### [PAGE TEXT]
------------------------------------------------

We face an obvious conflict if a TC elects to use a Type 1 (slash) namespace URI: HTTP scheme namespace URIs must resolve to some informative resource, ideally meeting the requirements for a (RDDL) namespace document. Since the server will dereference from the slash-type namespace URI to the (RDDL) namespace document, no directory listing matching that foo/ URI can be delivered to the user. If the TC stores physical content (files) in the foo/ directory, they will not be exposed transparently at the expected directory-index URI. Therefore, we forbid installation of content in the foo/ directory.
If a TC elects to create a Type 3 (simple/slashless) NS URI, it becomes theoretically possible to serve the RDDL namespace document in response to a request for foo, while serving up a directory listing in response to a request for foo/. Such server behavior seems undesirable for two reasons. First, users are accustomed to the widespread, common server configuration which delivers the same result for a directory URI, with or without final slash. Servers need to be configured with the "directory slash fixup redirect" to support proper construction of relative reference URIs. It will come as a surprise (and possibly annoyance) if users encounter an odd situation in which "slash matters" at the point of a directory: they will have to figure out which URI is which, and they don't understand why (typically), and they won't remember to use the right (particular) syntax in these odd cases where "slash matters." Second, implementing the theoretical server behavior will mean delivering a different result for Type 1 and Type 3 URIs where there is URI contention for interpretation as a directory URI. In view of the desired uniformity in user experience, this represents a poor choice: it's better to avoid collision and semantic overloading by adopting URI design that resists any point of possible contention and confusion. We achieve that goal by installing no files in foo/ in the case where the NS URI terminates in foo/ or foo.
Suggestions have been made by various parties to formally rescind IETF RFC 3121 (June 2001, "A URN Namespace for OASIS") because the principal author no longer supports its proposals or sees value in URNs. Furthermore, OASIS has no current commitment to provide what the RFC indicates "A more interactive, online resolution system will also be deployed in the near future." There is no current plan, as stated, to "distribute catalogs (OASIS TR9401 Catalogs) that map the assigned URNs to resource identifiers (e.g., URLs)." Based upon public feedback provided for the TAB's ANG/AIR/ASIS documents, Staff concluded that resolution support for HTTP scheme NS URIs (the ability to provide information about a namespace URI at the URI) makes the use of (RDDL) namespace documents in connection with HTTP scheme NS URIs a strong desideratum.

------------------------------------------------

### [GIVEN INFORMATION]
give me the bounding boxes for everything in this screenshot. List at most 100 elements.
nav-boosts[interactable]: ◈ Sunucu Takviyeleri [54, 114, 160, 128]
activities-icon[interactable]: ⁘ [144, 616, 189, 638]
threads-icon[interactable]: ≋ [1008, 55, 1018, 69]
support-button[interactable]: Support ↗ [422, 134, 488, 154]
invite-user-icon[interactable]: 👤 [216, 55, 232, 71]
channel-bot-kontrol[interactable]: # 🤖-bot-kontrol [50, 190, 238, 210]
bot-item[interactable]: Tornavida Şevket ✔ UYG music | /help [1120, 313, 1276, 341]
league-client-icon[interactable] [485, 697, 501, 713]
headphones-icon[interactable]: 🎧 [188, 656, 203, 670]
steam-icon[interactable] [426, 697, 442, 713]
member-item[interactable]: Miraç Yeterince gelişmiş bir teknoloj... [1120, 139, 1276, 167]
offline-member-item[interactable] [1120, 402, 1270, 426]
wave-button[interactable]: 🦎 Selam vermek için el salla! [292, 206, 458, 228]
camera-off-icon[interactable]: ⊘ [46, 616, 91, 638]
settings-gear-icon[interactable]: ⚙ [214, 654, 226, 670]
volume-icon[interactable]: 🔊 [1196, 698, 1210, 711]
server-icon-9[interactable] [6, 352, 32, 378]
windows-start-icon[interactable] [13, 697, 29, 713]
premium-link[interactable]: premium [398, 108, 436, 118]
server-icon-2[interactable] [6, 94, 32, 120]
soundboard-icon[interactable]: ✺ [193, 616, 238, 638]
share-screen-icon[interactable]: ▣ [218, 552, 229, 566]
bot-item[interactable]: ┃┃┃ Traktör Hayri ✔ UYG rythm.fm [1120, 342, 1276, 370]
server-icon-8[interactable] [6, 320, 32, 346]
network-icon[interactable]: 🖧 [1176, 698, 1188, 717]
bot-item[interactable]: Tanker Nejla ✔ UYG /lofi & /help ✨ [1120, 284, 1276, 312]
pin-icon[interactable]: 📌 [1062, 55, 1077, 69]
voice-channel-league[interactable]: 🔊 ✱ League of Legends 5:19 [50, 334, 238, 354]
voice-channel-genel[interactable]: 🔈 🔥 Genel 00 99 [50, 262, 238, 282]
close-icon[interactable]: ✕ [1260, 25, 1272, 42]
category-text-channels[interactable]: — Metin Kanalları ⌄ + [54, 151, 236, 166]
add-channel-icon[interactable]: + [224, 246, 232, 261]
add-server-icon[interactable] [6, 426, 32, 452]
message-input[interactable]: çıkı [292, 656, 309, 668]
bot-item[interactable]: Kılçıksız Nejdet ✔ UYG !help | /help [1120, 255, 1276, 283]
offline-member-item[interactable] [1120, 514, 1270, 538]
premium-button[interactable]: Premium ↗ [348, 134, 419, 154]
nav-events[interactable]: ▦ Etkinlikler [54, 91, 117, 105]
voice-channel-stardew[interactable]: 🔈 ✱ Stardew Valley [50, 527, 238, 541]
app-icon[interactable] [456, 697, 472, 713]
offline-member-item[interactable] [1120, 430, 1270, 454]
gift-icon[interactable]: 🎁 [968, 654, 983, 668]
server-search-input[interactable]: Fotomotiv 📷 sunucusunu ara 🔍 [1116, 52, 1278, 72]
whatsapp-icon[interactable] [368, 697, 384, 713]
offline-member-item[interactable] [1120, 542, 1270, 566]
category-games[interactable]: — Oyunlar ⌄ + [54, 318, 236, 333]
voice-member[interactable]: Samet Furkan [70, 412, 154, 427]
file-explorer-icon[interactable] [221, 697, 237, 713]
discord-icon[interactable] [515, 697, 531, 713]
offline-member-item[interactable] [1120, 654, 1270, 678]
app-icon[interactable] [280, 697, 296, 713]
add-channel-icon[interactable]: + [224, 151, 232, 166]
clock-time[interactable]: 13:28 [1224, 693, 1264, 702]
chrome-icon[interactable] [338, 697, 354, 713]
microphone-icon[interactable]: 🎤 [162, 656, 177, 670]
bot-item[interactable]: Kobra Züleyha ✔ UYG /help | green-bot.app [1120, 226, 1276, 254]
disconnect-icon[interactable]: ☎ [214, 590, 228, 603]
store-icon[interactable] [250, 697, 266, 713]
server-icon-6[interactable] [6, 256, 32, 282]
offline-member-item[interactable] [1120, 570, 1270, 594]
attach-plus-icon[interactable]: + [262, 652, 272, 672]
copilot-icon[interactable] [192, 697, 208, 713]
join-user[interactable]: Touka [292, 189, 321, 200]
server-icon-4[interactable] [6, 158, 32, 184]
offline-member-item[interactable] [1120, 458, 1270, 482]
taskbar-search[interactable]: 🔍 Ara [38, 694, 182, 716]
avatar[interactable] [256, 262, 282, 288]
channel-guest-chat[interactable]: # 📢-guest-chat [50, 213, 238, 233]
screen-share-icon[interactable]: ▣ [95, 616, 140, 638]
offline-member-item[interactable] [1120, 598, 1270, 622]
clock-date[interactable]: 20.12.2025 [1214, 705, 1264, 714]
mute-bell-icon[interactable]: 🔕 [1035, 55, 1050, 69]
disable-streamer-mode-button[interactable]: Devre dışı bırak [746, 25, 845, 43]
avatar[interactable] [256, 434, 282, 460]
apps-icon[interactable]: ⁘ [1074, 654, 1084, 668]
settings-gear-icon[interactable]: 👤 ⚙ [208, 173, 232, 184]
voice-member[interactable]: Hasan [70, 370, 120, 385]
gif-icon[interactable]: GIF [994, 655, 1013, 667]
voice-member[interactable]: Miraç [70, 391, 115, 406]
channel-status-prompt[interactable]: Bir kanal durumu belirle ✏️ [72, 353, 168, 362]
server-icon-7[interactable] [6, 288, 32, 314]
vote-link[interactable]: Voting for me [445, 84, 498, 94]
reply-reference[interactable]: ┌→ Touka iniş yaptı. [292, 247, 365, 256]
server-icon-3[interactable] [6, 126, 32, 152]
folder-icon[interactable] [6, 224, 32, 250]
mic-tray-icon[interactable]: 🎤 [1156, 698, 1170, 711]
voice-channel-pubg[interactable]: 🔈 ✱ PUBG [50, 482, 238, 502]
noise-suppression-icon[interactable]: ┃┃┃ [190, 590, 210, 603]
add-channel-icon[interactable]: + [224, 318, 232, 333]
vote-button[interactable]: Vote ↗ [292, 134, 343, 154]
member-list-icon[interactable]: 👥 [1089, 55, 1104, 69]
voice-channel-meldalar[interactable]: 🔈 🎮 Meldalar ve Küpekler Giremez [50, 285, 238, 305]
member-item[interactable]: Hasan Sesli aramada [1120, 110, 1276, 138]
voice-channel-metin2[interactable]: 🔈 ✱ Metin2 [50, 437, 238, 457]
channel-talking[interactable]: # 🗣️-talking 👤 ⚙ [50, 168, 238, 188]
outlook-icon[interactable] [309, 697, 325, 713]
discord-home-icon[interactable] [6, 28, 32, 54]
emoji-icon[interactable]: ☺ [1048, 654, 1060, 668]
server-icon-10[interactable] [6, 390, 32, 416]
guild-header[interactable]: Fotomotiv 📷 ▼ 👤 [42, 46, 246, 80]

------------------------------------------------

### [AIM OF THE TASK]
Extend the text on OASIS namespace URI design, picking up after its final sentence.

### [OUTPUT FOR THIS EXERCISE]
See for example DocBook : "Historically, DocBook was in no namespace. Starting with DocBook V5.0, DocBook is in a namespace: http://docbook.org/ns/docbook, the namespace name for DocBook. In time, other modules may also have their own namespace."
Information resources and non-information resources. The term information resource has been used to distinguish (serializable, textual) objects like documents from objects like cars, human persons, and abstract concepts (non-information resource), where both can be identified by a URI. Since an XML namespace is an abstract space of names identified by a URI reference, it is considered a non-information resource. See the discussion on (non-)information resources in:
Update 2009-08: The definition of "Resource" never seems to be resolved (for long). See Tim Berners-Lee "Historical - Re: Proposed IETF/W3C task force: 'Resource meaning' Review of new HTTPbis text for 303 See Other" (August 01, 2009), with discussion threads in the 'ietf-http-wg' and 'www-tag' lists: [I] Historical - Re: Proposed IETF/W3C task force: "Resource meaning"; [II] "Review of new HTTPbis text for 303 See Other", [III] "Review of new HTTPbis text for 303 See Other". Roy T. Fielding reported a Resolution to the httpRange-14 issue on June 18, 2005 (per TAG meeting notes): "I am happy to report that we came up with a reasonable compromise solution at the recent TAG f2f meeting at MIT... (a) If an 'http' resource responds to a GET request with a 2xx response, then the resource identified by that URI is an information resource; (b) If an 'http' resource responds to a GET request with a 303 (See Other) response, then the resource identified by that URI could be any resource; (c) If an 'http' resource responds to a GET request with a 4xx (error) response, then the nature of the resource is unknown..." But as of 2009, the definition for an HTTP status code '303 See Other' in HTTP/1.1 bis was under debate, as per Larry Masinter: "Proposed IETF/W3C task force: I'd like to ask that we start a separate task force and mailing list on the topic of resolving any remaining issues around the use of the word "resource" and the semantics associated with it..."
In the 2006-06 timeframe, it was decided that OASIS servers would handle (DNS/HTTP) resolution of requests for namespace resources via URI rewrite to a namespace document. Handling with HTTP redirect and 303 status code (as an option) was under discussion in 2008; pending.
Using /ns/ in NS URIs. Arguably, "namespaces are not information resources", and declared NS URIs often serve as base string identifiers upon which derived identifers (in the namespace) are built through concatenation. For these and other reasons, it seems desirable to use an explicit path element like /ns/ to signify to a human reader that an HTTP scheme NS URI is in fact a namespace URI, not a common URI identifying an information resource.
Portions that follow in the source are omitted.